:: WHAT THE TASK ASKS ::
Each line of the material below that holds the word "file" needs to be copied.

:: STORED ROWS ::

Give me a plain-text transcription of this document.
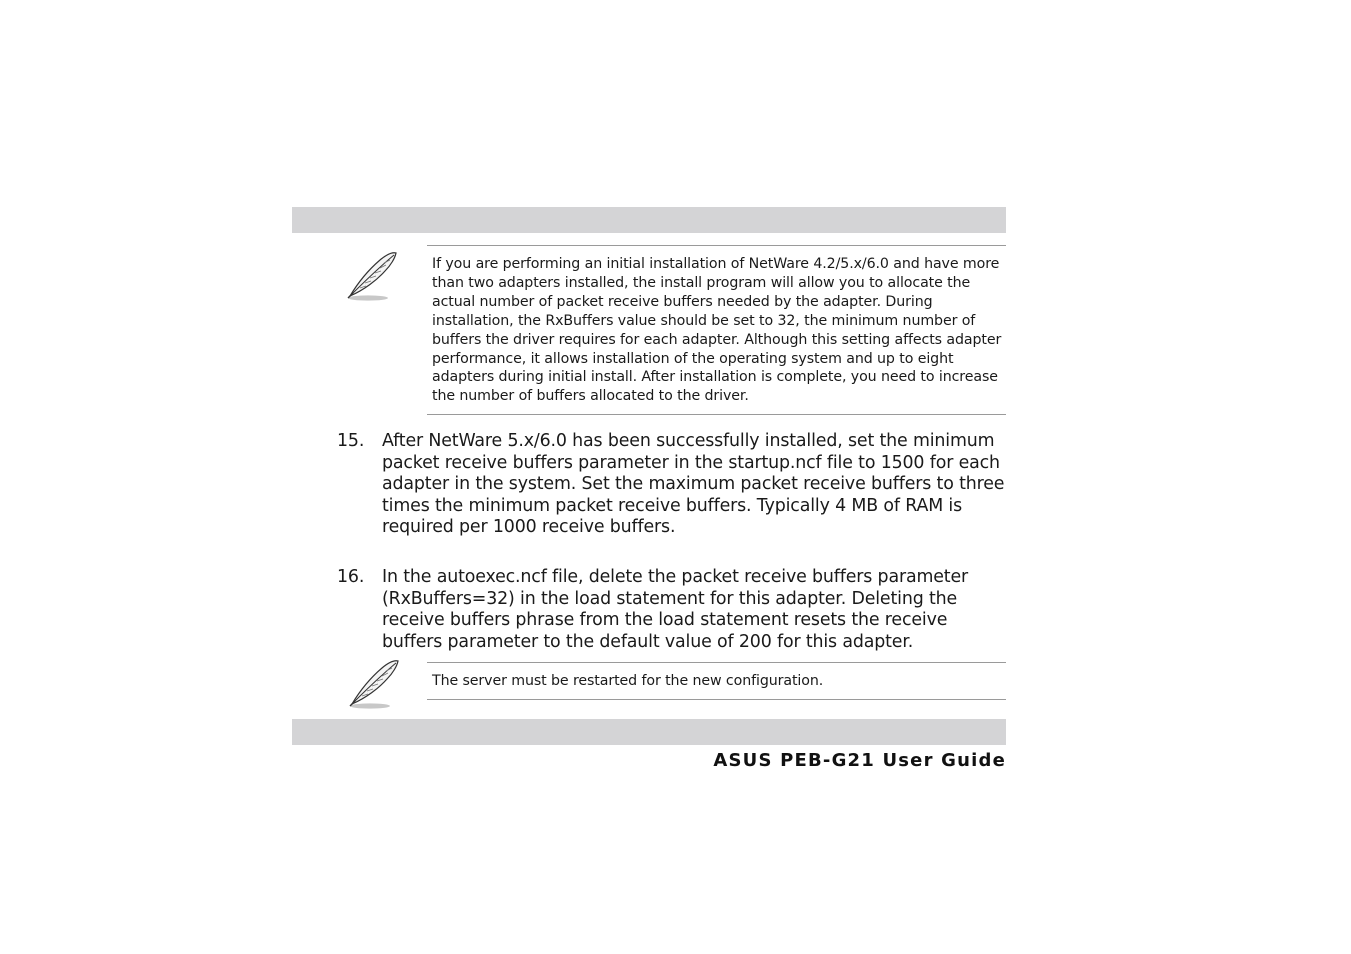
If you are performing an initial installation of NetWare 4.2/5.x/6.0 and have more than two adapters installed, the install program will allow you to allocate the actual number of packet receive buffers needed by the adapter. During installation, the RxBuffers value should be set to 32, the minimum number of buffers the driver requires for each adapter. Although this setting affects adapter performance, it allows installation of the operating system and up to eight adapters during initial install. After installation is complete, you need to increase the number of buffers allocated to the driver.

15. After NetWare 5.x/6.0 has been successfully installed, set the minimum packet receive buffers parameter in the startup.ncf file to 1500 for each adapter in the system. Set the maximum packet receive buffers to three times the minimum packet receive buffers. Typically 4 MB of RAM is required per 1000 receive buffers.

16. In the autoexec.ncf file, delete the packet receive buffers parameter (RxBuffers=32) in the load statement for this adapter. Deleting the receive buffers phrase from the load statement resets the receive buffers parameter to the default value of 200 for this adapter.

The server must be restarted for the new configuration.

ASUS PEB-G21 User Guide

:: TASK ANSWER ::
15. After NetWare 5.x/6.0 has been successfully installed, set the minimum packet receive buffers parameter in the startup.ncf file to 1500 for each adapter in the system. Set the maximum packet receive buffers to three times the minimum packet receive buffers. Typically 4 MB of RAM is required per 1000 receive buffers.
16. In the autoexec.ncf file, delete the packet receive buffers parameter (RxBuffers=32) in the load statement for this adapter. Deleting the receive buffers phrase from the load statement resets the receive buffers parameter to the default value of 200 for this adapter.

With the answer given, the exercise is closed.